Work required: Report only how many lines hold the word "source".

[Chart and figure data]
--

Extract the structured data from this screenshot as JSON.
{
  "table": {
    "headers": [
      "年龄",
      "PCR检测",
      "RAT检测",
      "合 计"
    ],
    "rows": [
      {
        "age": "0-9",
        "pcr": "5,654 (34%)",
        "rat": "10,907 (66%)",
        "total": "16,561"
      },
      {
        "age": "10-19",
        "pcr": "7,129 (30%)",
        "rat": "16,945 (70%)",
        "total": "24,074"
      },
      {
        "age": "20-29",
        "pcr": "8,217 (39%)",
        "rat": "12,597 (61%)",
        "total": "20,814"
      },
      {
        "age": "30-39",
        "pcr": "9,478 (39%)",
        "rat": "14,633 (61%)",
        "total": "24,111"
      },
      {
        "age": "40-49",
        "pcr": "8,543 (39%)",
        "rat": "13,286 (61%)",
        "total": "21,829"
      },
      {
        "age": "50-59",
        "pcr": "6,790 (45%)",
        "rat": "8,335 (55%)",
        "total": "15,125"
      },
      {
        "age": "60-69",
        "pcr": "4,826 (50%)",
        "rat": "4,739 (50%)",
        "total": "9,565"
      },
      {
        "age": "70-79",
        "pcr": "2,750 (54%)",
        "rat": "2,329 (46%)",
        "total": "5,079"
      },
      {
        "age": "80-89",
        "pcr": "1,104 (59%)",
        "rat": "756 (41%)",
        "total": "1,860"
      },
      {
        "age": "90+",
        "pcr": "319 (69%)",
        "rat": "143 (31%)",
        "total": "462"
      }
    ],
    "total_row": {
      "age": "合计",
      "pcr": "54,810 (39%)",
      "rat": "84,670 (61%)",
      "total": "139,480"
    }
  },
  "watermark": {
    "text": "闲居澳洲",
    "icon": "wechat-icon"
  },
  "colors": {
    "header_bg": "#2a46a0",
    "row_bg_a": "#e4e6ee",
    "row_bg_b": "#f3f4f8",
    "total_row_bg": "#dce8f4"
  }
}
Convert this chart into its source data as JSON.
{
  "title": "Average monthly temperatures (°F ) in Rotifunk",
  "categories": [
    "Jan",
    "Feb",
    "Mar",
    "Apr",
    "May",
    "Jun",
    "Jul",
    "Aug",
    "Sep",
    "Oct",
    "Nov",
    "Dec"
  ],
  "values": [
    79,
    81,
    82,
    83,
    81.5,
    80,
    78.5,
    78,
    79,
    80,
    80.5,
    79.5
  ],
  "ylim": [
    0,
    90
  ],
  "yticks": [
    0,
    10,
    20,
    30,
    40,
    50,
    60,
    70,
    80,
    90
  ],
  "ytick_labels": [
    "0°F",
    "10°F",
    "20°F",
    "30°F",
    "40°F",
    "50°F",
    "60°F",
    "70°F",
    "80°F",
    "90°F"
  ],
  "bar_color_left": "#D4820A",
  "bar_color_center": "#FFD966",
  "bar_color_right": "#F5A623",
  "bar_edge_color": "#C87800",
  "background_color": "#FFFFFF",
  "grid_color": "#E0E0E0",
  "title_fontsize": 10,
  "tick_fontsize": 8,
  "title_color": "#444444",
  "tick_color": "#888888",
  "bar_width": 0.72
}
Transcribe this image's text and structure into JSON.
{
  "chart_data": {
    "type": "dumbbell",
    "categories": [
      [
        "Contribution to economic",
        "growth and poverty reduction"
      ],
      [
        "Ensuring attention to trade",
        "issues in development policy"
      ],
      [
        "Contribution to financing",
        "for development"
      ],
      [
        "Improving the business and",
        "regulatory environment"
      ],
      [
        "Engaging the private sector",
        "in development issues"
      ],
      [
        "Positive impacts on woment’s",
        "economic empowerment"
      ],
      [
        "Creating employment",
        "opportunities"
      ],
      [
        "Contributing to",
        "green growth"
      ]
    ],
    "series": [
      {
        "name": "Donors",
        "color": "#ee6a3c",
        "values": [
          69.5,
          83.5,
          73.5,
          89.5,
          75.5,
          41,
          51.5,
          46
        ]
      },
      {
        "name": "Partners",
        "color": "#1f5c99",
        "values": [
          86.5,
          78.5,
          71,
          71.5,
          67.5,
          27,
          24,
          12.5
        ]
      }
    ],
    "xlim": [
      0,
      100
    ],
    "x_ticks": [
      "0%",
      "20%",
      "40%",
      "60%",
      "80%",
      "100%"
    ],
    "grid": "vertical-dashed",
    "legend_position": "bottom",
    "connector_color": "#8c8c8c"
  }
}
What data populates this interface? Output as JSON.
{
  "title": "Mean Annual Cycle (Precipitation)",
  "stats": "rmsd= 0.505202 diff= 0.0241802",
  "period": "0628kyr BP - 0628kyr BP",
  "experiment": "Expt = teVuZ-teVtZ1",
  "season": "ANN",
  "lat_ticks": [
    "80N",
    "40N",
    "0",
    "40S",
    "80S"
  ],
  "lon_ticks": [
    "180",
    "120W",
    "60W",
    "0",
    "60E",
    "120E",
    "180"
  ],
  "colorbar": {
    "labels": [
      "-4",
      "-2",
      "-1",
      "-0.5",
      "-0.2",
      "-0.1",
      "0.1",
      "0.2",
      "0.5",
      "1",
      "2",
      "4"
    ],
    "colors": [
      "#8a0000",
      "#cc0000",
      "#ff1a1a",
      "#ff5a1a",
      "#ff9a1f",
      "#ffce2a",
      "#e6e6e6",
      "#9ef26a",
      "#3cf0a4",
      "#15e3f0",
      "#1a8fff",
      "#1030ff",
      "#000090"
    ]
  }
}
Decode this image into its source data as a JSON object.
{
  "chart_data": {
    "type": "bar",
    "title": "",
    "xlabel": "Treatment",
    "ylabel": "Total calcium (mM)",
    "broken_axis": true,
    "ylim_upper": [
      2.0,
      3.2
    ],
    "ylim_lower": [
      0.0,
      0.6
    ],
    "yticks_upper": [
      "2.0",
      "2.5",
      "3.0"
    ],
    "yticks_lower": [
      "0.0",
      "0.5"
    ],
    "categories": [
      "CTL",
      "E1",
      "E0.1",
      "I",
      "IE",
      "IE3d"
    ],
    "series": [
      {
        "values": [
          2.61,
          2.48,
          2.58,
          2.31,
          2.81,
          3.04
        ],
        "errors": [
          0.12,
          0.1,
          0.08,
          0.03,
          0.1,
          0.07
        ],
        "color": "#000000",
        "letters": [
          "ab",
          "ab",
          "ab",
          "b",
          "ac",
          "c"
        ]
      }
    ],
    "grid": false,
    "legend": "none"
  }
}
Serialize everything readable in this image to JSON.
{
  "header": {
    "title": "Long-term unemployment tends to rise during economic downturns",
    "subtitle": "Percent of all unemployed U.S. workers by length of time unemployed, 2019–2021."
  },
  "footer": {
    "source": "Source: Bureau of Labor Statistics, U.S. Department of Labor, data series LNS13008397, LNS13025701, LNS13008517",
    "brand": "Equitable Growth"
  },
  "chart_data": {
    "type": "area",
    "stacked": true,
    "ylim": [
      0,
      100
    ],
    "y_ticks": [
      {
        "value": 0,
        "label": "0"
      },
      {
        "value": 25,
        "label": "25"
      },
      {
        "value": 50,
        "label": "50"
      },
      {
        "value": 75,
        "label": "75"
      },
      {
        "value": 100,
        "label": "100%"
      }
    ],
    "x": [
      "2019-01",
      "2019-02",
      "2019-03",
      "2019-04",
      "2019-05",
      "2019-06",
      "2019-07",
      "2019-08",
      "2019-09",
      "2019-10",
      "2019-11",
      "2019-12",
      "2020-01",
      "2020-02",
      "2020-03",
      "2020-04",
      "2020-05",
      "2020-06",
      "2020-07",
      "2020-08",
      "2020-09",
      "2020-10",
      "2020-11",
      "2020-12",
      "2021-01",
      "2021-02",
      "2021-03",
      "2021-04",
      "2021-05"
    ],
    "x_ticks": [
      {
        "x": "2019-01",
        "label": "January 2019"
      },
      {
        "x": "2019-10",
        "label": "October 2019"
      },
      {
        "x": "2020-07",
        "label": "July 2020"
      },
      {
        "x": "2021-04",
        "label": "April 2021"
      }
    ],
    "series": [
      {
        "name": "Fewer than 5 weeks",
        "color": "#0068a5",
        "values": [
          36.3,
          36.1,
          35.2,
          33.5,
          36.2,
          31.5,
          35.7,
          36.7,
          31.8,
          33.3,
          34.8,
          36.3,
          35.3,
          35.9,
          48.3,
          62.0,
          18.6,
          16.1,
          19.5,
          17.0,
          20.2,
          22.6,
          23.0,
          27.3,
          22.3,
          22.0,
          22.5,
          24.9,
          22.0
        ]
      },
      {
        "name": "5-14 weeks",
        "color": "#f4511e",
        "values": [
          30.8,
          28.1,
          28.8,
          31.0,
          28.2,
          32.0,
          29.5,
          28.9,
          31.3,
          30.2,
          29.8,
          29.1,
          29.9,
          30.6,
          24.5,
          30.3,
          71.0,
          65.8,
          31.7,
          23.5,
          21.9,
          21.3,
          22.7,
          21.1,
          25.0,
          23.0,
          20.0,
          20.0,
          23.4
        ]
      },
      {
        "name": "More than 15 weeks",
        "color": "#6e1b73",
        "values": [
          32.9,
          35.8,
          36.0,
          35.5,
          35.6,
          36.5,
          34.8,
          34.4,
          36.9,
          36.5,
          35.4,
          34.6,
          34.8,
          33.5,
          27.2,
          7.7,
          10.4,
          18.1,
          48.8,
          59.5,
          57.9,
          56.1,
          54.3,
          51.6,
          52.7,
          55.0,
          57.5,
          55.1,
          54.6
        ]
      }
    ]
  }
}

--

The output: 3